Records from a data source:
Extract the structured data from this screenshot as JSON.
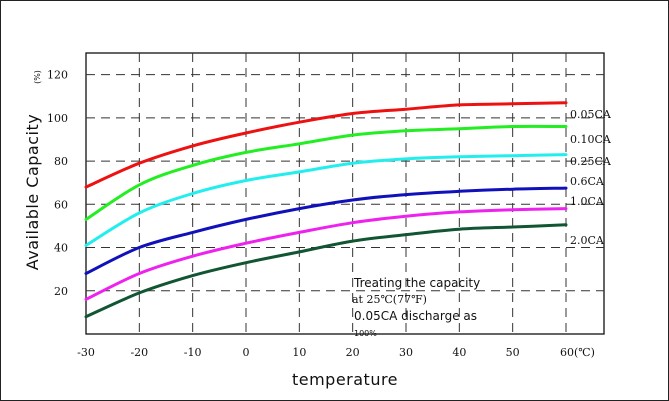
{
  "chart_data": {
    "type": "line",
    "title": "",
    "xlabel": "temperature",
    "ylabel": "Available Capacity",
    "ylabel_unit": "(%)",
    "xlim": [
      -30,
      60
    ],
    "ylim": [
      0,
      130
    ],
    "x_ticks": [
      -30,
      -20,
      -10,
      0,
      10,
      20,
      30,
      40,
      50,
      60
    ],
    "x_tick_labels": [
      "-30",
      "-20",
      "-10",
      "0",
      "10",
      "20",
      "30",
      "40",
      "50",
      "60(℃)"
    ],
    "y_ticks": [
      20,
      40,
      60,
      80,
      100,
      120
    ],
    "y_tick_labels": [
      "20",
      "40",
      "60",
      "80",
      "100",
      "120"
    ],
    "grid": true,
    "grid_style": "dashed",
    "x": [
      -30,
      -20,
      -10,
      0,
      10,
      20,
      30,
      40,
      50,
      60
    ],
    "series": [
      {
        "name": "0.05CA",
        "color": "#ee1111",
        "values": [
          68,
          79,
          87,
          93,
          98,
          102,
          104,
          106,
          106.5,
          107
        ]
      },
      {
        "name": "0.10CA",
        "color": "#22ee22",
        "values": [
          53,
          69,
          78,
          84,
          88,
          92,
          94,
          95,
          96,
          96
        ]
      },
      {
        "name": "0.25CA",
        "color": "#22eeee",
        "values": [
          41,
          56,
          65,
          71,
          75,
          79,
          81,
          82,
          82.5,
          83
        ]
      },
      {
        "name": "0.6CA",
        "color": "#1111bb",
        "values": [
          28,
          40,
          47,
          53,
          58,
          62,
          64.5,
          66,
          67,
          67.5
        ]
      },
      {
        "name": "1.0CA",
        "color": "#ee22ee",
        "values": [
          16,
          28,
          36,
          42,
          47,
          51.5,
          54.5,
          56.5,
          57.5,
          58
        ]
      },
      {
        "name": "2.0CA",
        "color": "#115533",
        "values": [
          8,
          19,
          27,
          33,
          38,
          43,
          46,
          48.5,
          49.5,
          50.5
        ]
      }
    ],
    "annotation": {
      "line1": "Treating the capacity",
      "line2": "at 25℃(77℉)",
      "line3": "0.05CA discharge as",
      "line4": "100%"
    }
  }
}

## What is being asked
Every entry above should be duplicated exactly. Do not include the images.

## Result of the task
Extract the structured data from this screenshot as JSON.
{
  "chart_data": {
    "type": "line",
    "title": "",
    "xlabel": "temperature",
    "ylabel": "Available Capacity",
    "ylabel_unit": "(%)",
    "xlim": [
      -30,
      60
    ],
    "ylim": [
      0,
      130
    ],
    "x_ticks": [
      -30,
      -20,
      -10,
      0,
      10,
      20,
      30,
      40,
      50,
      60
    ],
    "x_tick_labels": [
      "-30",
      "-20",
      "-10",
      "0",
      "10",
      "20",
      "30",
      "40",
      "50",
      "60(℃)"
    ],
    "y_ticks": [
      20,
      40,
      60,
      80,
      100,
      120
    ],
    "y_tick_labels": [
      "20",
      "40",
      "60",
      "80",
      "100",
      "120"
    ],
    "grid": true,
    "grid_style": "dashed",
    "x": [
      -30,
      -20,
      -10,
      0,
      10,
      20,
      30,
      40,
      50,
      60
    ],
    "series": [
      {
        "name": "0.05CA",
        "color": "#ee1111",
        "values": [
          68,
          79,
          87,
          93,
          98,
          102,
          104,
          106,
          106.5,
          107
        ]
      },
      {
        "name": "0.10CA",
        "color": "#22ee22",
        "values": [
          53,
          69,
          78,
          84,
          88,
          92,
          94,
          95,
          96,
          96
        ]
      },
      {
        "name": "0.25CA",
        "color": "#22eeee",
        "values": [
          41,
          56,
          65,
          71,
          75,
          79,
          81,
          82,
          82.5,
          83
        ]
      },
      {
        "name": "0.6CA",
        "color": "#1111bb",
        "values": [
          28,
          40,
          47,
          53,
          58,
          62,
          64.5,
          66,
          67,
          67.5
        ]
      },
      {
        "name": "1.0CA",
        "color": "#ee22ee",
        "values": [
          16,
          28,
          36,
          42,
          47,
          51.5,
          54.5,
          56.5,
          57.5,
          58
        ]
      },
      {
        "name": "2.0CA",
        "color": "#115533",
        "values": [
          8,
          19,
          27,
          33,
          38,
          43,
          46,
          48.5,
          49.5,
          50.5
        ]
      }
    ],
    "annotation": {
      "line1": "Treating the capacity",
      "line2": "at 25℃(77℉)",
      "line3": "0.05CA discharge as",
      "line4": "100%"
    }
  }
}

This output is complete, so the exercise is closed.